20. IAA Telescopes for loan: The IAA has telescopes available to borrow, for any paid up member Enquiries to David Stewart david.stewart22@ntlworld.com or Andy McCrea s.mccrea980@btinternet.com

21. Interesting Weblinks.

Archaeoastronomy: http://www.dailymail.co.uk/sciencetech/article-3666210/Were-ancient-tombs-telescopes-6-000-year-old-structures-focused-light-clearer-view-stars-set-calenders.html 1. They don't "focus" light in the slightest.

2. With the restricted view through the entrance, they certainly weren't ideal for viewing the constellations!

3. In 4000 BC, Aldebaran would have had its heliacal rising from there in mid-May, at an azimuth of about 105 degrees (just S of East). Midsummer solstice then was in late July, and in mid-May the Sun would have had a declination of +8 degrees, thus well into spring. So why would they have wanted to mark the heliacal rising of Aldebaran? - That would be too late to plant their first crops, and too early to harvest anything. In seasonal terms, it's roughly the equivalent of 10 April now, and no culture in the N hemisphere that I know of marks anything astronomical or agricultural at around that date.
I haven't read the paper, but from what's in this report, it's not very convincing.
ASTROPHYSICS
Minor galaxy mergers drive star formation: https://www.sciencedaily.com/releases/2016/06/160627214636.htm
First observation of galactic centre using gravity https://www.sciencedaily.com/releases/2016/06/160623065051.htm
Probing the theory of Black Hole Accretion: https://www.sciencedaily.com/releases/2016/06/160622102122.htm
COSMOLOGY:
EARTH:
https://www.sciencedaily.com/releases/2016/06/160629130630.htm
There are several misapprehensions here -
1. He doesn't understand the methods of PHO detection programmes & strategies.
2. No threatening large objects have been discovered yet - it's the undiscovered ones that we have to worry about.
3. If such an object is discovered in time, it CAN be deflected so that it will miss us.
4. As well as asteroids, there's the threat from comets - harder to get as much advance warning as we would like, but still it's better to know if one is coming our way to try either to deflect it, or to evacuate the target area as far as possible.
5. As for a Supervolcano such as Yellowstone, it seems totally outside the realms of possibility that we could do anything to prevent it erupting. However, there's no sign of any imminent eruption. A plan to deal with the consequences of an eventual eruption is certainly work having.
ET Life:
Nice mental juggling by the Vatican, 'just in case' we do detect alien life. But - the discovery of alien life would create 'no conflict with Catholic theology'? Eh? The Bible doesn't even mention the creation of the other planets in our solar system, let alone those orbiting other stars, and as for the possibility of life on any other planet (or moon) - that would be the exact opposite of the whole thrust of Genesis! It describes the creation of life on Earth, but zero mention of any other living thing anywhere else. (And no, 'angels' etc are not 'living things' they are described as being creatures of pure spirit (whatever that is.)

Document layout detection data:
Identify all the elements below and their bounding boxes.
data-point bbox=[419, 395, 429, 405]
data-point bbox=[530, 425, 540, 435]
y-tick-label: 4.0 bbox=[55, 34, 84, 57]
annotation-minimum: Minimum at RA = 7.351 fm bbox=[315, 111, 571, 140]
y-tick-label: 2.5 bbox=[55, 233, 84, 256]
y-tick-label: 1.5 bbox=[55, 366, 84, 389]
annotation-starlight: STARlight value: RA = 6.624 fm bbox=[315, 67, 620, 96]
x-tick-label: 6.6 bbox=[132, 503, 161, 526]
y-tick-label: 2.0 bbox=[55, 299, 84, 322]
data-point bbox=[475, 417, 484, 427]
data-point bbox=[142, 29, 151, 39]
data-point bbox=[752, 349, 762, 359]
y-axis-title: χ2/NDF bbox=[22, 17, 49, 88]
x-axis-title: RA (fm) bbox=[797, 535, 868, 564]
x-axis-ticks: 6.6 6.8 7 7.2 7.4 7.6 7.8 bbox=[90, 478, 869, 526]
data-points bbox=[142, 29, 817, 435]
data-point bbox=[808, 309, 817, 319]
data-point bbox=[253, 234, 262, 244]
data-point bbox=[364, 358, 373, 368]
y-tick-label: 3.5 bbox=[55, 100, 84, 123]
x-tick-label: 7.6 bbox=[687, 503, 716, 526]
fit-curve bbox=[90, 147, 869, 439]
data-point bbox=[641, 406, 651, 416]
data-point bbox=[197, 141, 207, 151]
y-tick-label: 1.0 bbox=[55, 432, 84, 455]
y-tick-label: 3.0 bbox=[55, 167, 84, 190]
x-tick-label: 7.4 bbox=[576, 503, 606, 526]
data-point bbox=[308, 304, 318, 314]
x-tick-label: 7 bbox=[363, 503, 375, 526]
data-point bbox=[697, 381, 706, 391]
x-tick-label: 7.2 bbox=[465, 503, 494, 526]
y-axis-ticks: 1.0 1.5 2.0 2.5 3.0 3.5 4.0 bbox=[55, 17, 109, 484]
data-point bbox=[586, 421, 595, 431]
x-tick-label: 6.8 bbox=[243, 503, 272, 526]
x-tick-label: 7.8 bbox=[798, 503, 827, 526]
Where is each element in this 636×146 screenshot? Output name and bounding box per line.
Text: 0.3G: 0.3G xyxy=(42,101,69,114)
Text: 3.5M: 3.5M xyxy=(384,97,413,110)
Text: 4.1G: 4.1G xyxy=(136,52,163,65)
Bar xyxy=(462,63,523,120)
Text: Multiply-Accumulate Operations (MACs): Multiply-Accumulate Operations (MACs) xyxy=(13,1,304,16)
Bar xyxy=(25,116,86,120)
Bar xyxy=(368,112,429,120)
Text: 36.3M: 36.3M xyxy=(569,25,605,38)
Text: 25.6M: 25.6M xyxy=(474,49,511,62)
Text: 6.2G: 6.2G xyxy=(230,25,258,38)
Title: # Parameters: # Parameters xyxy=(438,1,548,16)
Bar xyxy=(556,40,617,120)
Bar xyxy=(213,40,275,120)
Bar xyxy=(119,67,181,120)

*Problem set*
• 1. In the astronomy notes, who is eligible to borrow the IAA's telescopes?
• 2. Write a continuation of the astronomy notes, picking up after their final sentence.
The records were drawn from a separate source and have no connection to the astronomy notes.

*Answers by task*
• 1. Any paid-up member.

• 2.
And Genesis 2: 1, says "Then the heavens and the earth were finished, and all the host of them". No room there for any extra creations, either of new stars, or new planets going round them; whereas we know of course that new stars and planetary systems are continually being formed throughout our galaxy, and in all the billions of others. And of course, most importantly, that excludes the creation of any other life, as at the end of 'the sixth day', all creation was complete.
The whole theme of the Bible, not just Genesis, is that the creation of Earth, life, and mankind, was a unique, one-off, special event: so special that when humans started to deviate from the pre-ordained Plan, God was prepared to sacrifice "his only begotten Son" to save us from our sins. You can't reconcile that with the existence of even one other intelligent life-form elsewhere in the universe, let alone the possibility that there may be very many of them.
Indeed Rev Jose Funes, Director of the Vatican Observatory, says "The incarnation of the Son of God is a unique event in the history of humanity, of the universe." No lack of clarity there! But I wonder just how he is so sure?
However, he then contradicts himself by saying "humans shouldn't put limits on God's creative freedom." So God could reincarnate his son again (or might have already done it) if he wants to!
But actually, it's not 'humans putting any limit on God's creative freedom' - it's God himself who has done it, in the one-off and finished act of creation described in the Bible, which is of course, according to all Christians, 'God's inerrant Word'. You can't have it both ways, folks!
Of course, we haven't detected extra-terrestrial life yet (and I'd be the first to admit that there's no guarantee that we will), but it seems that the Vatican is concerned enough that we might do so to start preparing its followers for that possibility. But if Zubenelgenubians (or Zubenelchamalians, or whoever) do land and go to the Vatican, does anyone really think that they'll ask to be baptised? Indeed, what do you think they would make of our creation stories? E.g. A talking snake, and Eve being made from one of Adam's ribs, because God forgot to make woman in the first place! I wonder what Zubenelgenubian laughter sounds like?
I'd have more respect for the Vatican (and the other monotheistic faiths) if they would just admit that their view of the universe does not allow for the existence of extraterrestrial life.
Desdemona Despair: Did the Kepler space telescope discover alien megastructures? The mystery of Tabby's star solved If the strange light-dips are not recorded again by further observations, what do we blame? A Dyson vacuum cleaner sucking them all up! (NB, I did not say occultations, or transits, though that seems the most favoured explanations)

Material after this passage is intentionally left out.